### WRITTEN EXERCISE
Quote every line as written. Omit pictures.

* START RECORDS SUPPLIED *

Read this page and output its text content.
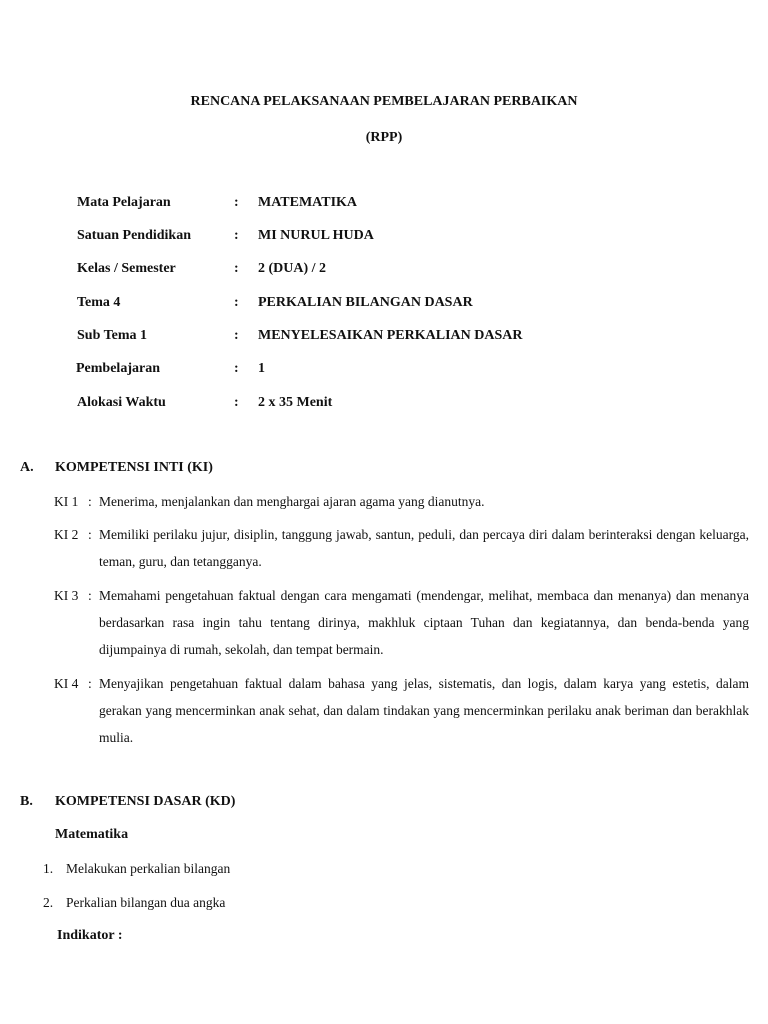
RENCANA PELAKSANAAN PEMBELAJARAN PERBAIKAN
(RPP)
Mata Pelajaran	: MATEMATIKA
Satuan Pendidikan	: MI NURUL HUDA
Kelas / Semester	: 2 (DUA) / 2
Tema 4	: PERKALIAN BILANGAN DASAR
Sub Tema 1	: MENYELESAIKAN PERKALIAN DASAR
Pembelajaran	: 1
Alokasi Waktu	: 2 x 35 Menit
A. KOMPETENSI INTI (KI)
KI 1 : Menerima, menjalankan dan menghargai ajaran agama yang dianutnya.
KI 2 : Memiliki perilaku jujur, disiplin, tanggung jawab, santun, peduli, dan percaya diri dalam berinteraksi dengan keluarga, teman, guru, dan tetangganya.
KI 3 : Memahami pengetahuan faktual dengan cara mengamati (mendengar, melihat, membaca dan menanya) dan menanya berdasarkan rasa ingin tahu tentang dirinya, makhluk ciptaan Tuhan dan kegiatannya, dan benda-benda yang dijumpainya di rumah, sekolah, dan tempat bermain.
KI 4 : Menyajikan pengetahuan faktual dalam bahasa yang jelas, sistematis, dan logis, dalam karya yang estetis, dalam gerakan yang mencerminkan anak sehat, dan dalam tindakan yang mencerminkan perilaku anak beriman dan berakhlak mulia.
B. KOMPETENSI DASAR (KD)
Matematika
1. Melakukan perkalian bilangan
2. Perkalian bilangan dua angka
Indikator :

* END RECORDS SUPPLIED *

### FULL SOLUTION
Read this page and output its text content.
RENCANA PELAKSANAAN PEMBELAJARAN PERBAIKAN
(RPP)
Mata Pelajaran	: MATEMATIKA
Satuan Pendidikan	: MI NURUL HUDA
Kelas / Semester	: 2 (DUA) / 2
Tema 4	: PERKALIAN BILANGAN DASAR
Sub Tema 1	: MENYELESAIKAN PERKALIAN DASAR
Pembelajaran	: 1
Alokasi Waktu	: 2 x 35 Menit
A. KOMPETENSI INTI (KI)
KI 1 : Menerima, menjalankan dan menghargai ajaran agama yang dianutnya.
KI 2 : Memiliki perilaku jujur, disiplin, tanggung jawab, santun, peduli, dan percaya diri dalam berinteraksi dengan keluarga, teman, guru, dan tetangganya.
KI 3 : Memahami pengetahuan faktual dengan cara mengamati (mendengar, melihat, membaca dan menanya) dan menanya berdasarkan rasa ingin tahu tentang dirinya, makhluk ciptaan Tuhan dan kegiatannya, dan benda-benda yang dijumpainya di rumah, sekolah, dan tempat bermain.
KI 4 : Menyajikan pengetahuan faktual dalam bahasa yang jelas, sistematis, dan logis, dalam karya yang estetis, dalam gerakan yang mencerminkan anak sehat, dan dalam tindakan yang mencerminkan perilaku anak beriman dan berakhlak mulia.
B. KOMPETENSI DASAR (KD)
Matematika
1. Melakukan perkalian bilangan
2. Perkalian bilangan dua angka
Indikator :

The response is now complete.